* BEGIN *

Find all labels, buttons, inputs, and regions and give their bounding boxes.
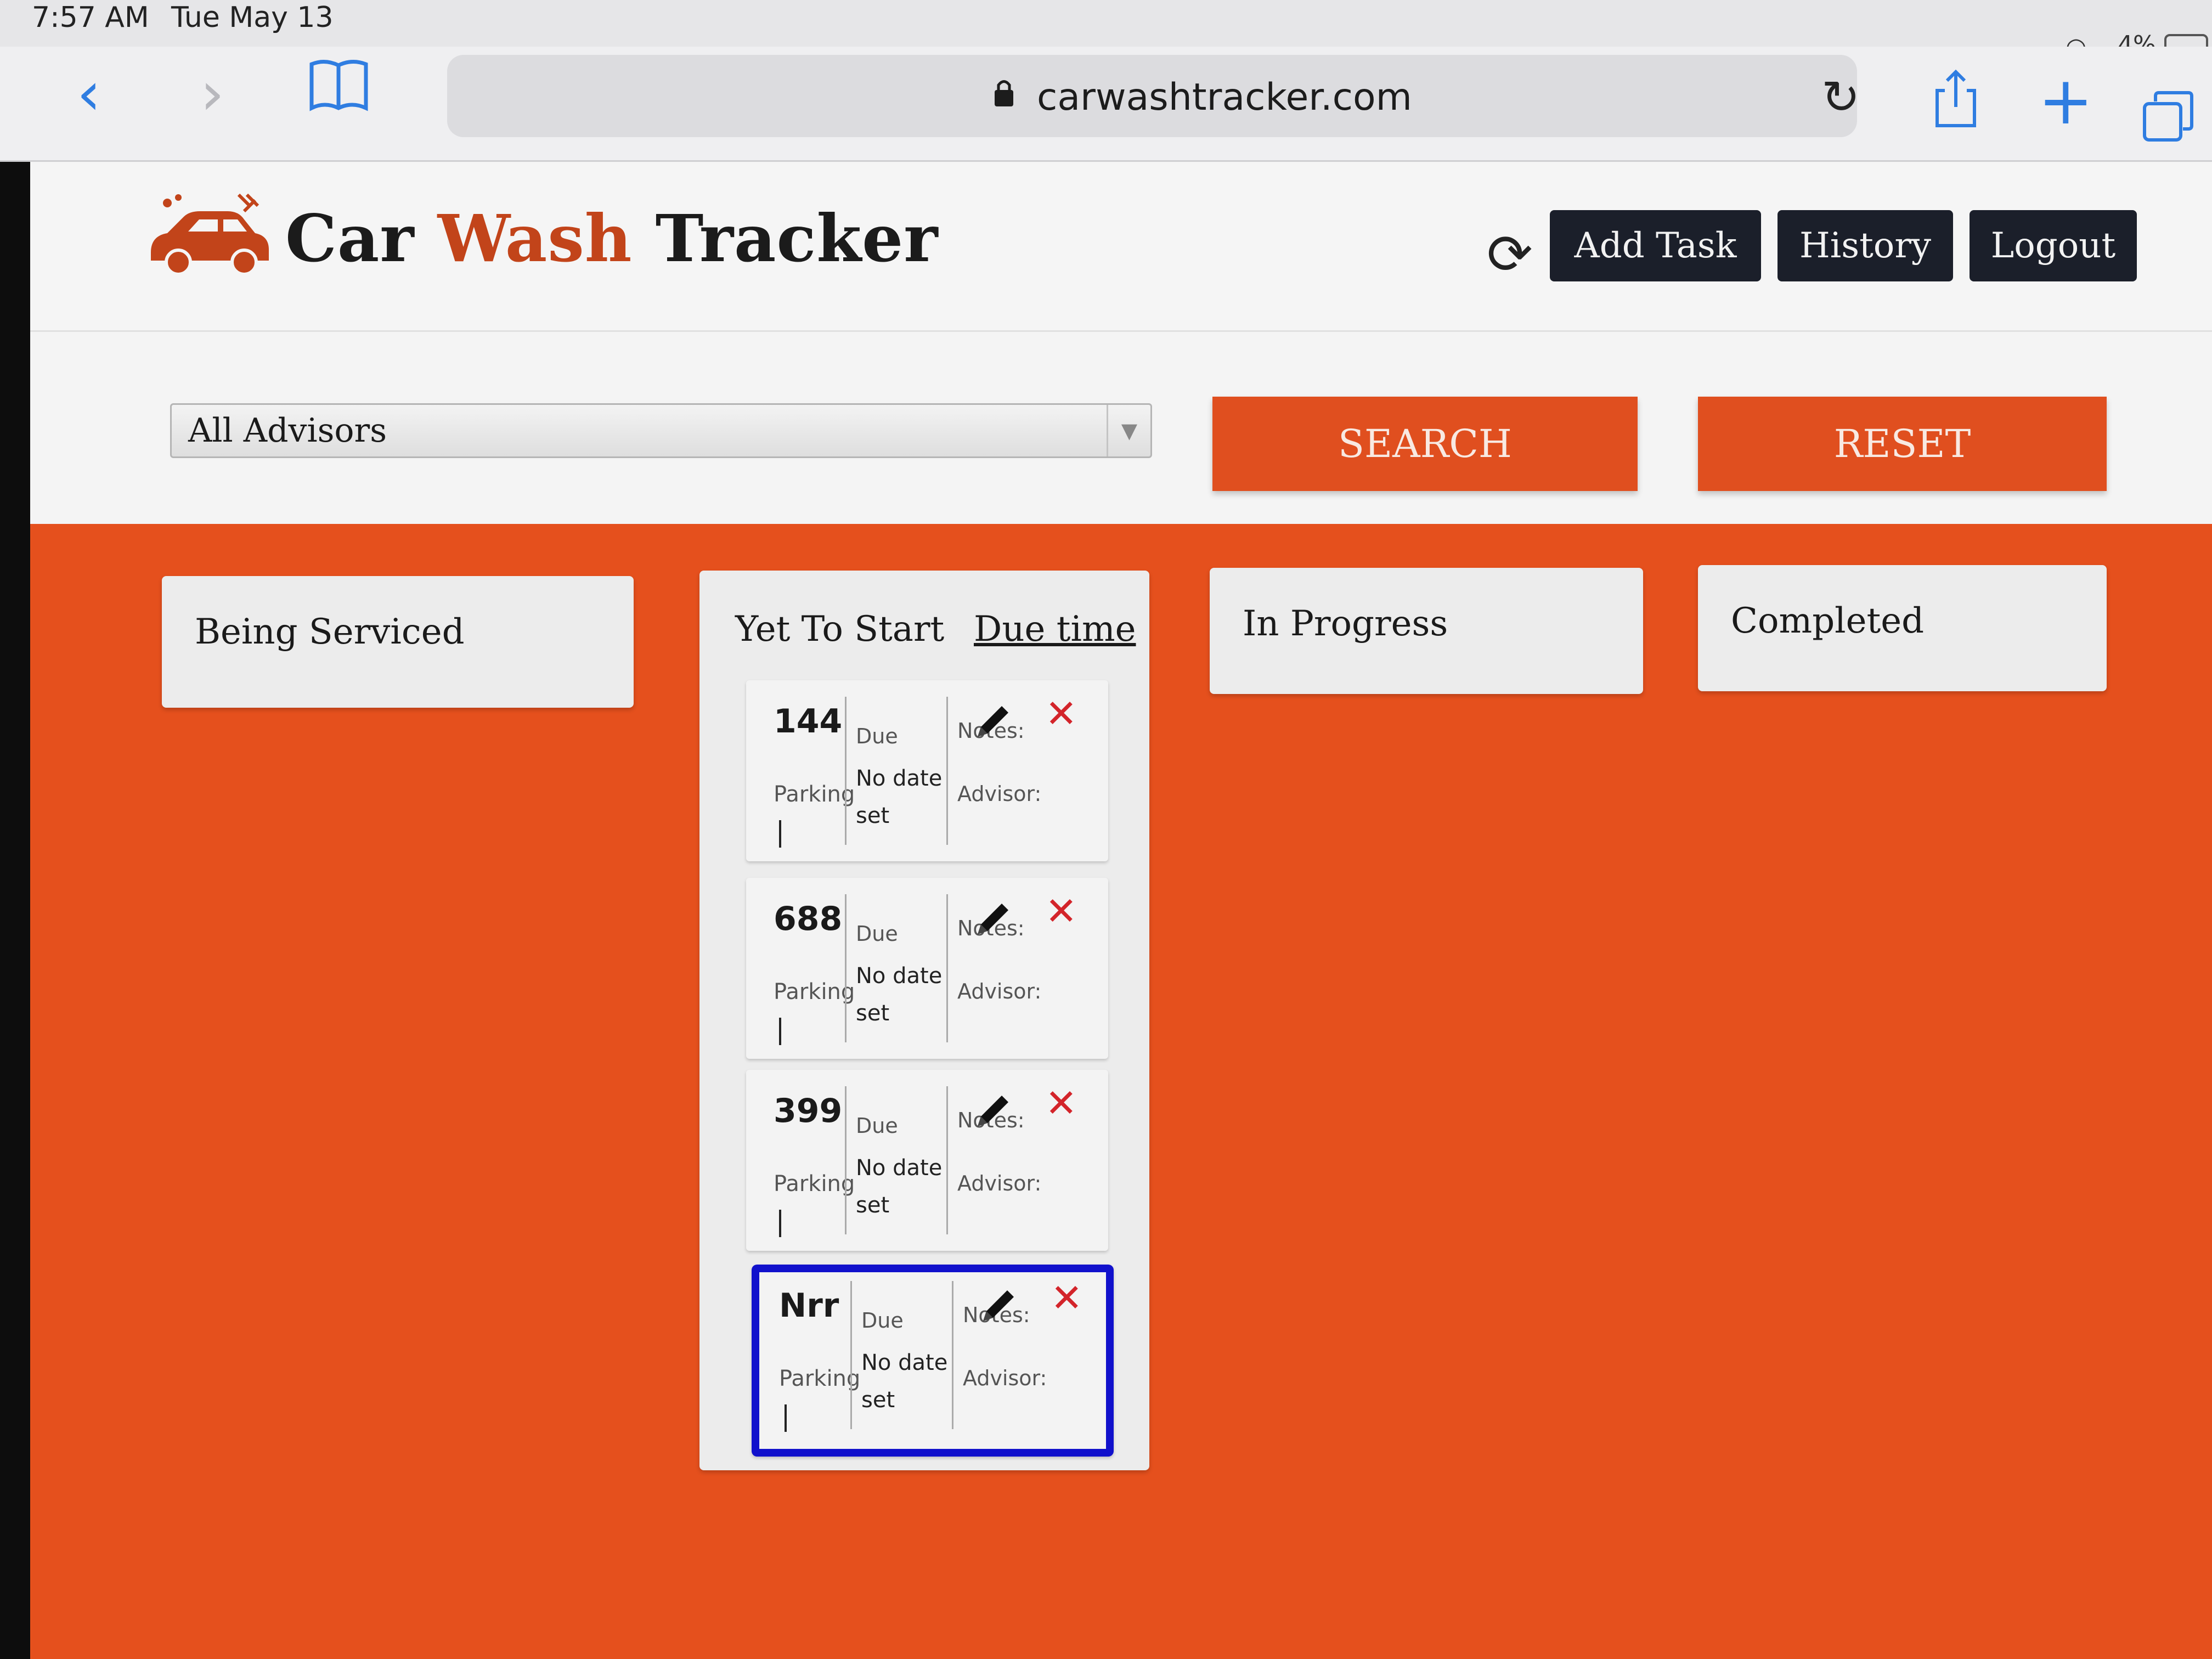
lock-icon	[995, 80, 1013, 106]
card-due-label: Due	[861, 1308, 904, 1333]
tabs-icon[interactable]	[2142, 91, 2194, 143]
card-advisor-label: Advisor:	[957, 1171, 1042, 1195]
card-due-value: No date set	[861, 1350, 948, 1413]
card-number: 399	[774, 1092, 843, 1130]
delete-x-icon[interactable]: ✕	[1051, 1276, 1083, 1321]
history-button[interactable]: History	[1778, 210, 1953, 281]
share-icon[interactable]	[1934, 69, 1978, 129]
logout-button[interactable]: Logout	[1970, 210, 2137, 281]
divider	[946, 1086, 948, 1234]
new-tab-icon[interactable]: +	[2038, 69, 2094, 134]
parking-value	[785, 1404, 787, 1432]
task-card[interactable]: 399 Parking Due No date set Notes: Advis…	[746, 1070, 1108, 1251]
card-advisor-label: Advisor:	[963, 1366, 1047, 1390]
chevron-down-icon: ▼	[1107, 405, 1150, 456]
refresh-icon[interactable]: ⟳	[1487, 222, 1533, 286]
card-parking-label: Parking	[779, 1366, 861, 1391]
parking-value	[779, 1210, 781, 1237]
card-number: Nrr	[779, 1286, 839, 1325]
divider	[845, 1086, 847, 1234]
column-in-progress: In Progress	[1210, 568, 1643, 694]
sort-due-time-link[interactable]: Due time	[974, 609, 1136, 650]
column-completed: Completed	[1698, 565, 2107, 691]
advisor-select[interactable]: All Advisors ▼	[170, 403, 1152, 458]
car-wash-logo-icon	[151, 193, 269, 276]
back-icon[interactable]: ‹	[77, 63, 101, 123]
divider	[850, 1281, 852, 1429]
column-yet-to-start: Yet To Start Due time 144 Parking Due No…	[699, 571, 1149, 1470]
card-number: 688	[774, 900, 843, 938]
status-date: Tue May 13	[171, 1, 334, 34]
task-card[interactable]: 688 Parking Due No date set Notes: Advis…	[746, 878, 1108, 1059]
column-being-serviced: Being Serviced	[162, 576, 634, 708]
edit-pencil-icon[interactable]	[971, 1089, 1015, 1133]
divider	[845, 697, 847, 845]
browser-toolbar: ‹ › carwashtracker.com ↻ +	[0, 47, 2212, 162]
parking-value	[779, 820, 781, 848]
forward-icon[interactable]: ›	[200, 63, 224, 123]
task-card-selected[interactable]: Nrr Parking Due No date set Notes: Advis…	[752, 1265, 1114, 1457]
url-text: carwashtracker.com	[1037, 76, 1412, 119]
divider	[952, 1281, 953, 1429]
parking-value	[779, 1018, 781, 1045]
column-title: Yet To Start	[735, 609, 945, 650]
card-due-value: No date set	[856, 766, 943, 828]
card-due-value: No date set	[856, 1155, 943, 1218]
card-parking-label: Parking	[774, 782, 855, 807]
site-title-wash: Wash	[437, 200, 633, 276]
advisor-select-value: All Advisors	[188, 411, 387, 450]
card-parking-label: Parking	[774, 979, 855, 1005]
site-title: Car Wash Tracker	[285, 200, 938, 276]
bookmarks-icon[interactable]	[307, 58, 370, 112]
divider	[845, 894, 847, 1042]
card-due-label: Due	[856, 1114, 898, 1138]
card-parking-label: Parking	[774, 1171, 855, 1197]
card-advisor-label: Advisor:	[957, 782, 1042, 806]
filter-bar: All Advisors ▼ SEARCH RESET	[30, 332, 2212, 524]
device-frame: 7:57 AM Tue May 13 ◠ 4% ‹ › carwashtrack…	[0, 0, 2212, 1659]
delete-x-icon[interactable]: ✕	[1045, 1081, 1077, 1126]
status-bar: 7:57 AM Tue May 13 ◠ 4%	[0, 0, 2212, 61]
card-advisor-label: Advisor:	[957, 979, 1042, 1003]
edit-pencil-icon[interactable]	[971, 699, 1015, 743]
delete-x-icon[interactable]: ✕	[1045, 691, 1077, 736]
edit-pencil-icon[interactable]	[977, 1284, 1020, 1328]
add-task-button[interactable]: Add Task	[1550, 210, 1761, 281]
site-title-car: Car	[285, 200, 438, 276]
column-title: In Progress	[1243, 603, 1448, 644]
delete-x-icon[interactable]: ✕	[1045, 889, 1077, 934]
site-title-tracker: Tracker	[632, 200, 939, 276]
reset-button[interactable]: RESET	[1698, 397, 2107, 491]
reload-icon[interactable]: ↻	[1821, 70, 1860, 124]
search-button[interactable]: SEARCH	[1212, 397, 1638, 491]
card-due-label: Due	[856, 922, 898, 946]
card-number: 144	[774, 702, 843, 741]
status-time: 7:57 AM	[32, 1, 149, 34]
column-title: Being Serviced	[195, 612, 465, 652]
divider	[946, 894, 948, 1042]
task-card[interactable]: 144 Parking Due No date set Notes: Advis…	[746, 680, 1108, 861]
task-board: Being Serviced Yet To Start Due time 144…	[30, 524, 2212, 1659]
site-header: Car Wash Tracker ⟳ Add Task History Logo…	[30, 162, 2212, 332]
card-due-value: No date set	[856, 963, 943, 1026]
card-due-label: Due	[856, 724, 898, 748]
webpage: Car Wash Tracker ⟳ Add Task History Logo…	[30, 162, 2212, 1659]
edit-pencil-icon[interactable]	[971, 897, 1015, 941]
divider	[946, 697, 948, 845]
column-title: Completed	[1731, 601, 1925, 641]
address-bar[interactable]: carwashtracker.com ↻	[447, 55, 1860, 137]
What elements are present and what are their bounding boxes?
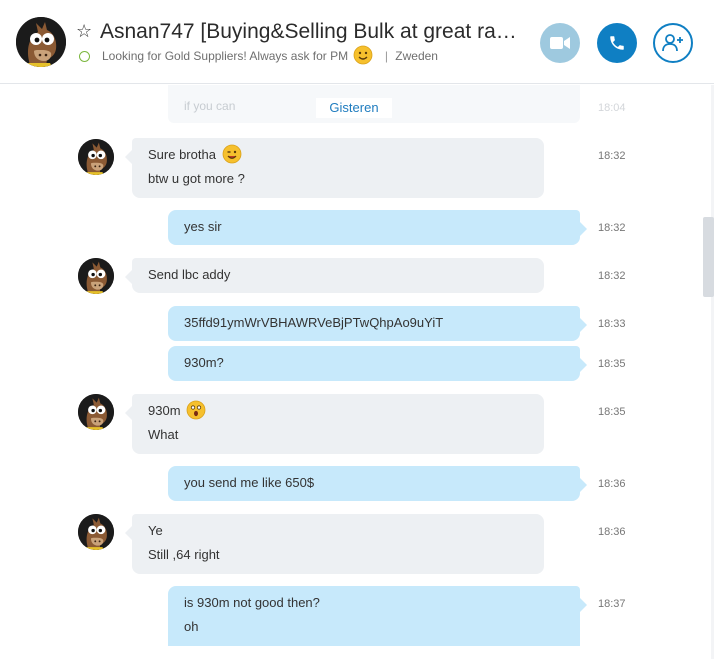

* END *

Rewrite all of the data above as a numbered list, leaving out blank lines and the pictures.

**Exercise answer:**
1. Find all labels, buttons, inputs, and regions and give their bounding boxes.
2. lock-icon	[995, 80, 1013, 106]
3. card-due-label: Due	[861, 1308, 904, 1333]
4. tabs-icon[interactable]	[2142, 91, 2194, 143]
5. card-advisor-label: Advisor:	[957, 1171, 1042, 1195]
6. card-due-value: No date set	[861, 1350, 948, 1413]
7. card-number: 399	[774, 1092, 843, 1130]
8. delete-x-icon[interactable]: ✕	[1051, 1276, 1083, 1321]
9. history-button[interactable]: History	[1778, 210, 1953, 281]
10. share-icon[interactable]	[1934, 69, 1978, 129]
11. logout-button[interactable]: Logout	[1970, 210, 2137, 281]
12. divider	[946, 1086, 948, 1234]
13. new-tab-icon[interactable]: +	[2038, 69, 2094, 134]
14. parking-value	[785, 1404, 787, 1432]
15. task-card[interactable]: 399 Parking Due No date set Notes: Advis…	[746, 1070, 1108, 1251]
16. card-advisor-label: Advisor:	[963, 1366, 1047, 1390]
17. chevron-down-icon: ▼	[1107, 405, 1150, 456]
18. refresh-icon[interactable]: ⟳	[1487, 222, 1533, 286]
19. card-parking-label: Parking	[779, 1366, 861, 1391]
20. parking-value	[779, 1210, 781, 1237]
21. card-number: Nrr	[779, 1286, 839, 1325]
22. divider	[845, 1086, 847, 1234]
23. column-in-progress: In Progress	[1210, 568, 1643, 694]
24. sort-due-time-link[interactable]: Due time	[974, 609, 1136, 650]
25. column-completed: Completed	[1698, 565, 2107, 691]
26. advisor-select[interactable]: All Advisors ▼	[170, 403, 1152, 458]
27. car-wash-logo-icon	[151, 193, 269, 276]
28. back-icon[interactable]: ‹	[77, 63, 101, 123]
29. divider	[850, 1281, 852, 1429]
30. column-yet-to-start: Yet To Start Due time 144 Parking Due No…	[699, 571, 1149, 1470]
31. card-number: 688	[774, 900, 843, 938]
32. status-date: Tue May 13	[171, 1, 334, 34]
33. task-card[interactable]: 688 Parking Due No date set Notes: Advis…	[746, 878, 1108, 1059]
34. column-being-serviced: Being Serviced	[162, 576, 634, 708]
35. edit-pencil-icon[interactable]	[971, 1089, 1015, 1133]
36. divider	[845, 697, 847, 845]
37. browser-toolbar: ‹ › carwashtracker.com ↻ +	[0, 47, 2212, 162]
38. parking-value	[779, 820, 781, 848]
39. forward-icon[interactable]: ›	[200, 63, 224, 123]
40. task-card-selected[interactable]: Nrr Parking Due No date set Notes: Advis…	[752, 1265, 1114, 1457]
41. url-text: carwashtracker.com	[1037, 76, 1412, 119]
42. divider	[952, 1281, 953, 1429]
43. parking-value	[779, 1018, 781, 1045]
44. column-title: Yet To Start	[735, 609, 945, 650]
45. card-due-value: No date set	[856, 766, 943, 828]
46. card-due-value: No date set	[856, 1155, 943, 1218]
47. card-parking-label: Parking	[774, 782, 855, 807]
48. site-title-wash: Wash	[437, 200, 633, 276]
49. advisor-select-value: All Advisors	[188, 411, 387, 450]
50. card-parking-label: Parking	[774, 979, 855, 1005]
51. site-title: Car Wash Tracker	[285, 200, 938, 276]
52. bookmarks-icon[interactable]	[307, 58, 370, 112]
53. divider	[845, 894, 847, 1042]
54. card-due-label: Due	[856, 1114, 898, 1138]
55. card-parking-label: Parking	[774, 1171, 855, 1197]
56. card-advisor-label: Advisor:	[957, 782, 1042, 806]
57. filter-bar: All Advisors ▼ SEARCH RESET	[30, 332, 2212, 524]
58. device-frame: 7:57 AM Tue May 13 ◠ 4% ‹ › carwashtrack…	[0, 0, 2212, 1659]
59. delete-x-icon[interactable]: ✕	[1045, 1081, 1077, 1126]
60. status-bar: 7:57 AM Tue May 13 ◠ 4%	[0, 0, 2212, 61]
61. card-advisor-label: Advisor:	[957, 979, 1042, 1003]
62. edit-pencil-icon[interactable]	[971, 699, 1015, 743]
63. delete-x-icon[interactable]: ✕	[1045, 691, 1077, 736]
64. edit-pencil-icon[interactable]	[977, 1284, 1020, 1328]
65. add-task-button[interactable]: Add Task	[1550, 210, 1761, 281]
66. site-title-car: Car	[285, 200, 438, 276]
67. column-title: In Progress	[1243, 603, 1448, 644]
68. delete-x-icon[interactable]: ✕	[1045, 889, 1077, 934]
69. site-title-tracker: Tracker	[632, 200, 939, 276]
70. reset-button[interactable]: RESET	[1698, 397, 2107, 491]
71. reload-icon[interactable]: ↻	[1821, 70, 1860, 124]
72. search-button[interactable]: SEARCH	[1212, 397, 1638, 491]
73. card-due-label: Due	[856, 922, 898, 946]
74. card-number: 144	[774, 702, 843, 741]
75. status-time: 7:57 AM	[32, 1, 149, 34]
76. column-title: Being Serviced	[195, 612, 465, 652]
77. divider	[946, 894, 948, 1042]
78. task-card[interactable]: 144 Parking Due No date set Notes: Advis…	[746, 680, 1108, 861]
79. task-board: Being Serviced Yet To Start Due time 144…	[30, 524, 2212, 1659]
80. site-header: Car Wash Tracker ⟳ Add Task History Logo…	[30, 162, 2212, 332]
81. card-due-value: No date set	[856, 963, 943, 1026]
82. card-due-label: Due	[856, 724, 898, 748]
83. webpage: Car Wash Tracker ⟳ Add Task History Logo…	[30, 162, 2212, 1659]
84. edit-pencil-icon[interactable]	[971, 897, 1015, 941]
85. divider	[946, 697, 948, 845]
86. column-title: Completed	[1731, 601, 1925, 641]
87. address-bar[interactable]: carwashtracker.com ↻	[447, 55, 1860, 137]
88. What elements are present and what are their bounding boxes?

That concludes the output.